** Start of MATERIAL SUPPLIED **
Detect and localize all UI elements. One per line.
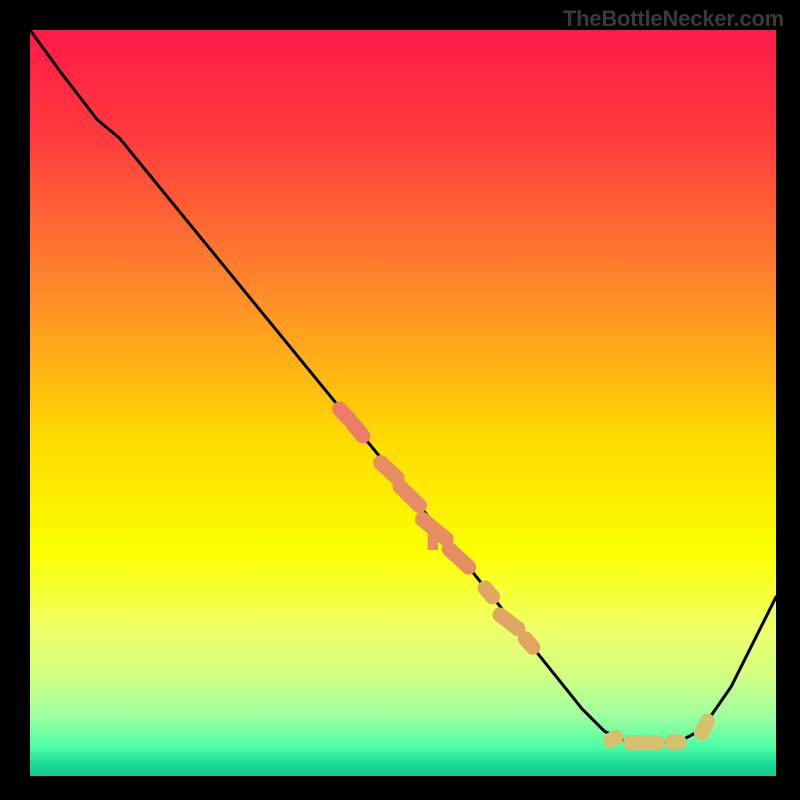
marker-capsule [525,639,532,648]
plot-area [30,30,776,776]
marker-capsule [353,424,363,436]
chart-root: TheBottleNecker.com [0,0,800,800]
chart-svg [30,30,776,776]
watermark-text: TheBottleNecker.com [563,6,784,32]
marker-capsule [701,721,707,733]
gradient-background [30,30,776,776]
marker-capsule [340,409,350,419]
marker-capsule [485,588,492,597]
marker-capsule [610,737,616,740]
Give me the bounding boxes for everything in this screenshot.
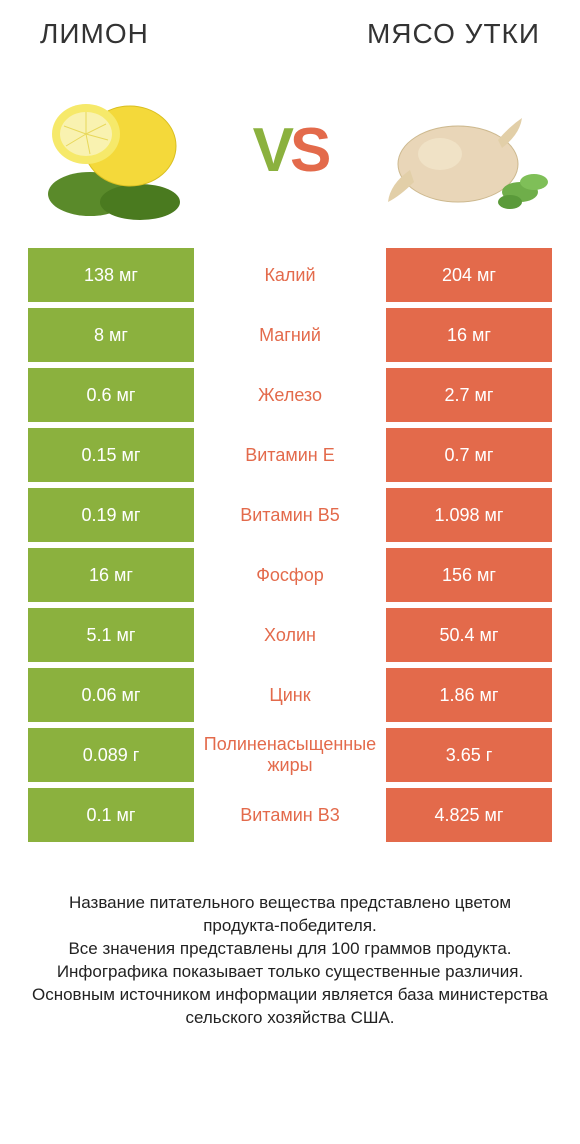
nutrient-label: Полиненасыщенные жиры bbox=[194, 728, 386, 782]
footer-line: Основным источником информации является … bbox=[30, 984, 550, 1030]
table-row: 16 мгФосфор156 мг bbox=[28, 548, 552, 602]
lemon-illustration bbox=[30, 74, 210, 224]
footer-line: Все значения представлены для 100 граммо… bbox=[30, 938, 550, 961]
table-row: 0.6 мгЖелезо2.7 мг bbox=[28, 368, 552, 422]
table-row: 0.06 мгЦинк1.86 мг bbox=[28, 668, 552, 722]
table-row: 0.15 мгВитамин E0.7 мг bbox=[28, 428, 552, 482]
infographic: Лимон Мясо Утки bbox=[0, 0, 580, 1144]
table-row: 0.1 мгВитамин B34.825 мг bbox=[28, 788, 552, 842]
left-value-cell: 16 мг bbox=[28, 548, 194, 602]
left-value-cell: 0.6 мг bbox=[28, 368, 194, 422]
nutrient-label: Витамин B3 bbox=[194, 788, 386, 842]
duck-illustration bbox=[370, 74, 550, 224]
left-value-cell: 138 мг bbox=[28, 248, 194, 302]
left-value-cell: 0.15 мг bbox=[28, 428, 194, 482]
nutrient-label: Витамин B5 bbox=[194, 488, 386, 542]
footer-line: Инфографика показывает только существенн… bbox=[30, 961, 550, 984]
left-value-cell: 5.1 мг bbox=[28, 608, 194, 662]
nutrient-label: Витамин E bbox=[194, 428, 386, 482]
left-value-cell: 8 мг bbox=[28, 308, 194, 362]
right-value-cell: 4.825 мг bbox=[386, 788, 552, 842]
footer-line: Название питательного вещества представл… bbox=[30, 892, 550, 938]
right-value-cell: 2.7 мг bbox=[386, 368, 552, 422]
header: Лимон Мясо Утки bbox=[0, 0, 580, 60]
nutrient-label: Железо bbox=[194, 368, 386, 422]
table-row: 0.19 мгВитамин B51.098 мг bbox=[28, 488, 552, 542]
nutrient-label: Холин bbox=[194, 608, 386, 662]
right-product-title: Мясо Утки bbox=[367, 18, 540, 50]
vs-v: V bbox=[253, 116, 290, 185]
right-value-cell: 204 мг bbox=[386, 248, 552, 302]
right-value-cell: 156 мг bbox=[386, 548, 552, 602]
hero-row: VS bbox=[0, 60, 580, 248]
vs-badge: VS bbox=[253, 120, 328, 182]
left-value-cell: 0.19 мг bbox=[28, 488, 194, 542]
vs-s: S bbox=[290, 116, 327, 185]
left-value-cell: 0.06 мг bbox=[28, 668, 194, 722]
nutrient-label: Калий bbox=[194, 248, 386, 302]
table-row: 5.1 мгХолин50.4 мг bbox=[28, 608, 552, 662]
nutrient-label: Цинк bbox=[194, 668, 386, 722]
table-row: 8 мгМагний16 мг bbox=[28, 308, 552, 362]
table-row: 0.089 гПолиненасыщенные жиры3.65 г bbox=[28, 728, 552, 782]
right-value-cell: 1.098 мг bbox=[386, 488, 552, 542]
comparison-table: 138 мгКалий204 мг8 мгМагний16 мг0.6 мгЖе… bbox=[0, 248, 580, 848]
right-value-cell: 50.4 мг bbox=[386, 608, 552, 662]
nutrient-label: Магний bbox=[194, 308, 386, 362]
right-value-cell: 16 мг bbox=[386, 308, 552, 362]
left-value-cell: 0.1 мг bbox=[28, 788, 194, 842]
right-value-cell: 3.65 г bbox=[386, 728, 552, 782]
nutrient-label: Фосфор bbox=[194, 548, 386, 602]
right-value-cell: 0.7 мг bbox=[386, 428, 552, 482]
left-value-cell: 0.089 г bbox=[28, 728, 194, 782]
table-row: 138 мгКалий204 мг bbox=[28, 248, 552, 302]
left-product-title: Лимон bbox=[40, 18, 149, 50]
footer-note: Название питательного вещества представл… bbox=[0, 848, 580, 1030]
right-value-cell: 1.86 мг bbox=[386, 668, 552, 722]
** End of MATERIAL SUPPLIED **
## WORK TO COMPLETE
Extract every one of the lines above word for word, omitting the pictures.

## RESULT
Detect and localize all UI elements. One per line.
marker-capsule [525,639,532,648]
plot-area [30,30,776,776]
marker-capsule [353,424,363,436]
chart-root: TheBottleNecker.com [0,0,800,800]
chart-svg [30,30,776,776]
watermark-text: TheBottleNecker.com [563,6,784,32]
marker-capsule [701,721,707,733]
gradient-background [30,30,776,776]
marker-capsule [340,409,350,419]
marker-capsule [485,588,492,597]
marker-capsule [610,737,616,740]
Give me the bounding boxes for everything in this screenshot.
nutrient-label: Полиненасыщенные жиры bbox=[194, 728, 386, 782]
footer-line: Основным источником информации является … bbox=[30, 984, 550, 1030]
table-row: 16 мгФосфор156 мг bbox=[28, 548, 552, 602]
lemon-illustration bbox=[30, 74, 210, 224]
footer-line: Все значения представлены для 100 граммо… bbox=[30, 938, 550, 961]
table-row: 0.6 мгЖелезо2.7 мг bbox=[28, 368, 552, 422]
table-row: 0.06 мгЦинк1.86 мг bbox=[28, 668, 552, 722]
table-row: 0.15 мгВитамин E0.7 мг bbox=[28, 428, 552, 482]
infographic: Лимон Мясо Утки bbox=[0, 0, 580, 1144]
table-row: 0.1 мгВитамин B34.825 мг bbox=[28, 788, 552, 842]
left-value-cell: 16 мг bbox=[28, 548, 194, 602]
left-value-cell: 0.6 мг bbox=[28, 368, 194, 422]
nutrient-label: Витамин B3 bbox=[194, 788, 386, 842]
duck-illustration bbox=[370, 74, 550, 224]
left-value-cell: 138 мг bbox=[28, 248, 194, 302]
left-value-cell: 0.15 мг bbox=[28, 428, 194, 482]
nutrient-label: Витамин B5 bbox=[194, 488, 386, 542]
footer-line: Инфографика показывает только существенн… bbox=[30, 961, 550, 984]
left-value-cell: 5.1 мг bbox=[28, 608, 194, 662]
nutrient-label: Витамин E bbox=[194, 428, 386, 482]
left-value-cell: 8 мг bbox=[28, 308, 194, 362]
right-value-cell: 4.825 мг bbox=[386, 788, 552, 842]
footer-line: Название питательного вещества представл… bbox=[30, 892, 550, 938]
right-value-cell: 2.7 мг bbox=[386, 368, 552, 422]
header: Лимон Мясо Утки bbox=[0, 0, 580, 60]
nutrient-label: Железо bbox=[194, 368, 386, 422]
table-row: 0.19 мгВитамин B51.098 мг bbox=[28, 488, 552, 542]
nutrient-label: Холин bbox=[194, 608, 386, 662]
right-product-title: Мясо Утки bbox=[367, 18, 540, 50]
vs-v: V bbox=[253, 116, 290, 185]
right-value-cell: 204 мг bbox=[386, 248, 552, 302]
right-value-cell: 156 мг bbox=[386, 548, 552, 602]
hero-row: VS bbox=[0, 60, 580, 248]
vs-badge: VS bbox=[253, 120, 328, 182]
left-value-cell: 0.19 мг bbox=[28, 488, 194, 542]
vs-s: S bbox=[290, 116, 327, 185]
left-value-cell: 0.06 мг bbox=[28, 668, 194, 722]
nutrient-label: Калий bbox=[194, 248, 386, 302]
table-row: 5.1 мгХолин50.4 мг bbox=[28, 608, 552, 662]
nutrient-label: Цинк bbox=[194, 668, 386, 722]
table-row: 8 мгМагний16 мг bbox=[28, 308, 552, 362]
table-row: 0.089 гПолиненасыщенные жиры3.65 г bbox=[28, 728, 552, 782]
right-value-cell: 1.098 мг bbox=[386, 488, 552, 542]
comparison-table: 138 мгКалий204 мг8 мгМагний16 мг0.6 мгЖе… bbox=[0, 248, 580, 848]
right-value-cell: 50.4 мг bbox=[386, 608, 552, 662]
nutrient-label: Магний bbox=[194, 308, 386, 362]
right-value-cell: 16 мг bbox=[386, 308, 552, 362]
left-value-cell: 0.1 мг bbox=[28, 788, 194, 842]
right-value-cell: 3.65 г bbox=[386, 728, 552, 782]
nutrient-label: Фосфор bbox=[194, 548, 386, 602]
right-value-cell: 0.7 мг bbox=[386, 428, 552, 482]
left-value-cell: 0.089 г bbox=[28, 728, 194, 782]
table-row: 138 мгКалий204 мг bbox=[28, 248, 552, 302]
left-product-title: Лимон bbox=[40, 18, 149, 50]
footer-note: Название питательного вещества представл… bbox=[0, 848, 580, 1030]
right-value-cell: 1.86 мг bbox=[386, 668, 552, 722]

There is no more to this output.